_Written task_: Please output every line of the listing below, unchanged and in the same order.

Dataset items:

★ ★ ★

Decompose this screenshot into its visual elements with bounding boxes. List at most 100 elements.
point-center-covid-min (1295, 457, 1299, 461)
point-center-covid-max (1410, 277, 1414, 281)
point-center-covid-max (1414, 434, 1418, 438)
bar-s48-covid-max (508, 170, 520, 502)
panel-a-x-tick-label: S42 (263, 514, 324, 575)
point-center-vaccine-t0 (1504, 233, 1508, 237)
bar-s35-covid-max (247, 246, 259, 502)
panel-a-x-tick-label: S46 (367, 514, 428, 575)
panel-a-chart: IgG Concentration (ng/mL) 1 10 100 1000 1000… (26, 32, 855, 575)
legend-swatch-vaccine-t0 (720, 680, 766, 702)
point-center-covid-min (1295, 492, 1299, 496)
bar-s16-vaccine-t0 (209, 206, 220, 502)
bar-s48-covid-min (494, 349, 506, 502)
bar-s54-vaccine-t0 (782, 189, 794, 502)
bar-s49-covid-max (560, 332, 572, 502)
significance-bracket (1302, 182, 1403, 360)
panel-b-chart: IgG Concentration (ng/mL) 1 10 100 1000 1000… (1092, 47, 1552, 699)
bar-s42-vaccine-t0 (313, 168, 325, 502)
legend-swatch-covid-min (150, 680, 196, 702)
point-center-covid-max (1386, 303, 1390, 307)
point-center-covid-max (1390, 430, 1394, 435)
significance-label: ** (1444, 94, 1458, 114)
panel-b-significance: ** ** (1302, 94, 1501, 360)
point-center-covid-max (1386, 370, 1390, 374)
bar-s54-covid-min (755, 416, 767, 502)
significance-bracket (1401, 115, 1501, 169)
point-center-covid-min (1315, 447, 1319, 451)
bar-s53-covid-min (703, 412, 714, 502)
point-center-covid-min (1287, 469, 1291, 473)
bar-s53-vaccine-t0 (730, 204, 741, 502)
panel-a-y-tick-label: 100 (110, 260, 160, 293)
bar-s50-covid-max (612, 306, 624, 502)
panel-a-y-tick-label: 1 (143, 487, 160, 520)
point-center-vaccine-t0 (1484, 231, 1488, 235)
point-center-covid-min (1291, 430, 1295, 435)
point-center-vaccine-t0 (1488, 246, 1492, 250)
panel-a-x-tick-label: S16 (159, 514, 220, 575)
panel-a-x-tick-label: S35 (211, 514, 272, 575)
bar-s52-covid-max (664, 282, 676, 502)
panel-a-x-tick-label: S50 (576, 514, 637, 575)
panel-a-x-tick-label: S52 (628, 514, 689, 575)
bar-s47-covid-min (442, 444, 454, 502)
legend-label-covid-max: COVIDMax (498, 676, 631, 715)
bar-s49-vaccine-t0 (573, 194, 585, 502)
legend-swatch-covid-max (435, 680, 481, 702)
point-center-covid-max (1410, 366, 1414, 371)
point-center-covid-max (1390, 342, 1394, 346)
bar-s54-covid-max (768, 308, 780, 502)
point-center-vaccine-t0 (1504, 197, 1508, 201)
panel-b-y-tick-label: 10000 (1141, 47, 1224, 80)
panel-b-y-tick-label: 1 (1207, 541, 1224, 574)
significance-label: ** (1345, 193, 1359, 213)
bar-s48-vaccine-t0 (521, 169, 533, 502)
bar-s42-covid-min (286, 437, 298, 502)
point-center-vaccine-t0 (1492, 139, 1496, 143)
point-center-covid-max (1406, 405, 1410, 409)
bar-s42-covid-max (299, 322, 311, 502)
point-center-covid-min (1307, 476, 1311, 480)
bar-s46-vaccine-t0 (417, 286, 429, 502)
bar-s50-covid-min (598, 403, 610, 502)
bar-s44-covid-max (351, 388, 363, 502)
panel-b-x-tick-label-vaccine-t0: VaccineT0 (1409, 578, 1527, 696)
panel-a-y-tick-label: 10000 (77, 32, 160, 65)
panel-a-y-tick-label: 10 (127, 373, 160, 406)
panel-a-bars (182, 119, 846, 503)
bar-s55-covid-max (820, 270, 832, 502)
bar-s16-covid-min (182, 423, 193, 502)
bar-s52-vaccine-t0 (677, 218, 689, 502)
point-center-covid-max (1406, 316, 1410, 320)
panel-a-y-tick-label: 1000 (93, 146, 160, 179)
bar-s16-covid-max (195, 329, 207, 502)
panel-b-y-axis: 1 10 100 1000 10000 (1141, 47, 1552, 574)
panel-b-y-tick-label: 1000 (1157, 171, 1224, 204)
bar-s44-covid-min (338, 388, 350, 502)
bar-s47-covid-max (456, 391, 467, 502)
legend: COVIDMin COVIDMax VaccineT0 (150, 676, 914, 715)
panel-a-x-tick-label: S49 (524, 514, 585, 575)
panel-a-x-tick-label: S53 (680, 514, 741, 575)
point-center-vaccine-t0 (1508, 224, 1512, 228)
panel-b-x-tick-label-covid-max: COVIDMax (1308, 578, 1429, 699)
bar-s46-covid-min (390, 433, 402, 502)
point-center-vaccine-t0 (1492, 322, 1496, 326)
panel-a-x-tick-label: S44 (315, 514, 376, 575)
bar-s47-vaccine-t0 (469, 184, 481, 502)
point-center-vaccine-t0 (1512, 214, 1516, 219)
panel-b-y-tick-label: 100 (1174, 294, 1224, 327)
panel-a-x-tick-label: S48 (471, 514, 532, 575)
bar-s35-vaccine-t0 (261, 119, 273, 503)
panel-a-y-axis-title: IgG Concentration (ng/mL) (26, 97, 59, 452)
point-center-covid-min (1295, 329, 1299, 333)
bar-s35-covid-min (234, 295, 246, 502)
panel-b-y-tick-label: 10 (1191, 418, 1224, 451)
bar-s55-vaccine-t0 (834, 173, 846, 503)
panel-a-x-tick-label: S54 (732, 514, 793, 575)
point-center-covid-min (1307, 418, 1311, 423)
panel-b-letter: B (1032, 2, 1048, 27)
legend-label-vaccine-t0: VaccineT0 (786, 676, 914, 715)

★ ★ ★

_Result for this exercise_:
Decompose this screenshot into its visual elements with bounding boxes. List at most 100 elements.
point-center-covid-min (1295, 457, 1299, 461)
point-center-covid-max (1410, 277, 1414, 281)
point-center-covid-max (1414, 434, 1418, 438)
bar-s48-covid-max (508, 170, 520, 502)
panel-a-x-tick-label: S42 (263, 514, 324, 575)
point-center-vaccine-t0 (1504, 233, 1508, 237)
bar-s35-covid-max (247, 246, 259, 502)
panel-a-x-tick-label: S46 (367, 514, 428, 575)
panel-a-chart: IgG Concentration (ng/mL) 1 10 100 1000 1000… (26, 32, 855, 575)
legend-swatch-vaccine-t0 (720, 680, 766, 702)
point-center-covid-min (1295, 492, 1299, 496)
bar-s16-vaccine-t0 (209, 206, 220, 502)
bar-s48-covid-min (494, 349, 506, 502)
bar-s54-vaccine-t0 (782, 189, 794, 502)
bar-s49-covid-max (560, 332, 572, 502)
significance-bracket (1302, 182, 1403, 360)
panel-b-chart: IgG Concentration (ng/mL) 1 10 100 1000 1000… (1092, 47, 1552, 699)
bar-s42-vaccine-t0 (313, 168, 325, 502)
legend-swatch-covid-min (150, 680, 196, 702)
point-center-covid-max (1386, 303, 1390, 307)
point-center-covid-max (1390, 430, 1394, 435)
significance-label: ** (1444, 94, 1458, 114)
panel-b-significance: ** ** (1302, 94, 1501, 360)
point-center-covid-max (1386, 370, 1390, 374)
bar-s54-covid-min (755, 416, 767, 502)
significance-bracket (1401, 115, 1501, 169)
point-center-covid-min (1315, 447, 1319, 451)
bar-s53-covid-min (703, 412, 714, 502)
point-center-covid-min (1287, 469, 1291, 473)
bar-s53-vaccine-t0 (730, 204, 741, 502)
panel-a-y-tick-label: 100 (110, 260, 160, 293)
bar-s50-covid-max (612, 306, 624, 502)
panel-a-y-tick-label: 1 (143, 487, 160, 520)
point-center-vaccine-t0 (1484, 231, 1488, 235)
point-center-covid-min (1291, 430, 1295, 435)
point-center-vaccine-t0 (1488, 246, 1492, 250)
panel-a-x-tick-label: S16 (159, 514, 220, 575)
panel-a-x-tick-label: S35 (211, 514, 272, 575)
bar-s52-covid-max (664, 282, 676, 502)
panel-a-x-tick-label: S50 (576, 514, 637, 575)
panel-a-x-tick-label: S52 (628, 514, 689, 575)
bar-s47-covid-min (442, 444, 454, 502)
legend-label-covid-max: COVIDMax (498, 676, 631, 715)
bar-s49-vaccine-t0 (573, 194, 585, 502)
legend-swatch-covid-max (435, 680, 481, 702)
point-center-covid-max (1410, 366, 1414, 371)
point-center-covid-max (1390, 342, 1394, 346)
bar-s54-covid-max (768, 308, 780, 502)
point-center-vaccine-t0 (1504, 197, 1508, 201)
panel-b-y-tick-label: 10000 (1141, 47, 1224, 80)
panel-b-y-tick-label: 1 (1207, 541, 1224, 574)
significance-label: ** (1345, 193, 1359, 213)
bar-s48-vaccine-t0 (521, 169, 533, 502)
bar-s42-covid-min (286, 437, 298, 502)
point-center-vaccine-t0 (1492, 139, 1496, 143)
point-center-covid-max (1406, 405, 1410, 409)
bar-s42-covid-max (299, 322, 311, 502)
point-center-covid-min (1307, 476, 1311, 480)
bar-s46-vaccine-t0 (417, 286, 429, 502)
bar-s50-covid-min (598, 403, 610, 502)
bar-s44-covid-max (351, 388, 363, 502)
panel-b-x-tick-label-vaccine-t0: VaccineT0 (1409, 578, 1527, 696)
panel-a-y-tick-label: 10000 (77, 32, 160, 65)
panel-a-y-tick-label: 10 (127, 373, 160, 406)
panel-a-bars (182, 119, 846, 503)
bar-s55-covid-max (820, 270, 832, 502)
bar-s16-covid-min (182, 423, 193, 502)
bar-s52-vaccine-t0 (677, 218, 689, 502)
point-center-covid-max (1406, 316, 1410, 320)
panel-a-y-tick-label: 1000 (93, 146, 160, 179)
bar-s16-covid-max (195, 329, 207, 502)
panel-b-y-axis: 1 10 100 1000 10000 (1141, 47, 1552, 574)
panel-b-y-tick-label: 1000 (1157, 171, 1224, 204)
bar-s44-covid-min (338, 388, 350, 502)
bar-s47-covid-max (456, 391, 467, 502)
legend: COVIDMin COVIDMax VaccineT0 (150, 676, 914, 715)
panel-a-x-tick-label: S49 (524, 514, 585, 575)
panel-a-x-tick-label: S53 (680, 514, 741, 575)
point-center-vaccine-t0 (1508, 224, 1512, 228)
panel-b-x-tick-label-covid-max: COVIDMax (1308, 578, 1429, 699)
bar-s46-covid-min (390, 433, 402, 502)
point-center-vaccine-t0 (1492, 322, 1496, 326)
panel-a-x-tick-label: S44 (315, 514, 376, 575)
bar-s47-vaccine-t0 (469, 184, 481, 502)
point-center-vaccine-t0 (1512, 214, 1516, 219)
panel-b-y-tick-label: 100 (1174, 294, 1224, 327)
panel-a-x-tick-label: S48 (471, 514, 532, 575)
bar-s35-vaccine-t0 (261, 119, 273, 503)
panel-a-y-axis-title: IgG Concentration (ng/mL) (26, 97, 59, 452)
point-center-covid-min (1295, 329, 1299, 333)
bar-s35-covid-min (234, 295, 246, 502)
panel-b-y-tick-label: 10 (1191, 418, 1224, 451)
bar-s55-vaccine-t0 (834, 173, 846, 503)
panel-a-x-tick-label: S54 (732, 514, 793, 575)
point-center-covid-min (1307, 418, 1311, 423)
panel-b-letter: B (1032, 2, 1048, 27)
legend-label-vaccine-t0: VaccineT0 (786, 676, 914, 715)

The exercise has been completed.